Records for the task »
- - - - - - -
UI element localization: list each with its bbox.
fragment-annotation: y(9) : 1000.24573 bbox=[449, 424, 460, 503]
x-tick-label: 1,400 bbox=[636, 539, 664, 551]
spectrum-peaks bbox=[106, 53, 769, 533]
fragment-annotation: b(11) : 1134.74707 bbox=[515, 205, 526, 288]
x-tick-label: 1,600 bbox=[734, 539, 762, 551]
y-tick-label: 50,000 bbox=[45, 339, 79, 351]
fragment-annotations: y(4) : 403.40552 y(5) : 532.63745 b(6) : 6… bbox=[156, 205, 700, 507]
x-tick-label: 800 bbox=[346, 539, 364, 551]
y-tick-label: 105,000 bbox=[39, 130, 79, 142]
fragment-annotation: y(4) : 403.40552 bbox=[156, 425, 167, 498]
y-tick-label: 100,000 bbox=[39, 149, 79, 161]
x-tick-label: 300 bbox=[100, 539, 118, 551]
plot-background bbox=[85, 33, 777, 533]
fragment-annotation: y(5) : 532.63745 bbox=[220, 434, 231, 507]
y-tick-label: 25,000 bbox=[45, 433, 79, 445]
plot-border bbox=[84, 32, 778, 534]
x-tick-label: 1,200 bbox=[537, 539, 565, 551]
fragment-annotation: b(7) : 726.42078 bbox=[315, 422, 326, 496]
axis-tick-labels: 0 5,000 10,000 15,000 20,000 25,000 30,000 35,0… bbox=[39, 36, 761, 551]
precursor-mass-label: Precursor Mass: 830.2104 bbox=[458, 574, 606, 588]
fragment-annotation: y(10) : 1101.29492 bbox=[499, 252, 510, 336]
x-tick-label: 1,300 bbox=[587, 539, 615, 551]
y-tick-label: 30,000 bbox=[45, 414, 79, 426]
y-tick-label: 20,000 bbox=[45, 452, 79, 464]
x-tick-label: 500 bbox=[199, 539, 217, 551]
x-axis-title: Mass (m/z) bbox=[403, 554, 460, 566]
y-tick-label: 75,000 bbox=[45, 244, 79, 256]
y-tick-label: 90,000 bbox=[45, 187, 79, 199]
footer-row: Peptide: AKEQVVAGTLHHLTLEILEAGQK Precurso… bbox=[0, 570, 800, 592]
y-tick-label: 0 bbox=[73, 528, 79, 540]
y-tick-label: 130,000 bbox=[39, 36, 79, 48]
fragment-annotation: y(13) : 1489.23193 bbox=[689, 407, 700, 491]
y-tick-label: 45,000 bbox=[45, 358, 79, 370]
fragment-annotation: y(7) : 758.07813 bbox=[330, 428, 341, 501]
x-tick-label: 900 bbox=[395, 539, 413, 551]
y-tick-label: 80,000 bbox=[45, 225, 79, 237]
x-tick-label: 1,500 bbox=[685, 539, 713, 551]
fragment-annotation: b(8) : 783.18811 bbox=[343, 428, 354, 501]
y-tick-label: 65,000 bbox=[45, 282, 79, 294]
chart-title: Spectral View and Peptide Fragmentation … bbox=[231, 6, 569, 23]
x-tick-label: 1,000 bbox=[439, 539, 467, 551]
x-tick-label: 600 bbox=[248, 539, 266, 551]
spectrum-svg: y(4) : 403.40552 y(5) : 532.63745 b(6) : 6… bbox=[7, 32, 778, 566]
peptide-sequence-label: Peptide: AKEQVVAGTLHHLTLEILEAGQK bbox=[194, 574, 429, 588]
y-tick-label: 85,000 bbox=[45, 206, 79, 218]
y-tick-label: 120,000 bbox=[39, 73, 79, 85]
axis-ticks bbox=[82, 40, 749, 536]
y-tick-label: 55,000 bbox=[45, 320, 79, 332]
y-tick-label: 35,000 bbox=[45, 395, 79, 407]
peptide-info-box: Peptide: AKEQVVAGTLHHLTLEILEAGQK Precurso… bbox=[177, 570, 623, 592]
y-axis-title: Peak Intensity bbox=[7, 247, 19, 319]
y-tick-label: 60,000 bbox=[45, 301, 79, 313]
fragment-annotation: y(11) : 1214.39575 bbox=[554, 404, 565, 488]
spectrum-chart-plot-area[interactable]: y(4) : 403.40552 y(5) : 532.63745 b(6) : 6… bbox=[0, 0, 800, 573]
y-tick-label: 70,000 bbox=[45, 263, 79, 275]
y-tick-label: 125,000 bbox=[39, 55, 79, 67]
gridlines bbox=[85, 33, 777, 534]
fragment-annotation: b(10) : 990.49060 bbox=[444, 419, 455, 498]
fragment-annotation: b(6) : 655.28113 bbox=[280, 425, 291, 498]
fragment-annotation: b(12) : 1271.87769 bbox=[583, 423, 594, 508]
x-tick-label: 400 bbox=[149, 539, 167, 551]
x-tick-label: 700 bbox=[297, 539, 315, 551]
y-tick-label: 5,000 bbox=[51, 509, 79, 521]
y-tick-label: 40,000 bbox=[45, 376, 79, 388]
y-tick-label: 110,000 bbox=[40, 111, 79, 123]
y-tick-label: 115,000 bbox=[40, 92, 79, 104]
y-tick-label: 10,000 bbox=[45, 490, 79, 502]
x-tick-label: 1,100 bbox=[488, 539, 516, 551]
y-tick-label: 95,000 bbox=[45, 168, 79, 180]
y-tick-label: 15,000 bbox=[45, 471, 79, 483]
- - - - - - -
Work instruction » Give only how many lines above hold "Peptide".

Solution for this problem » 4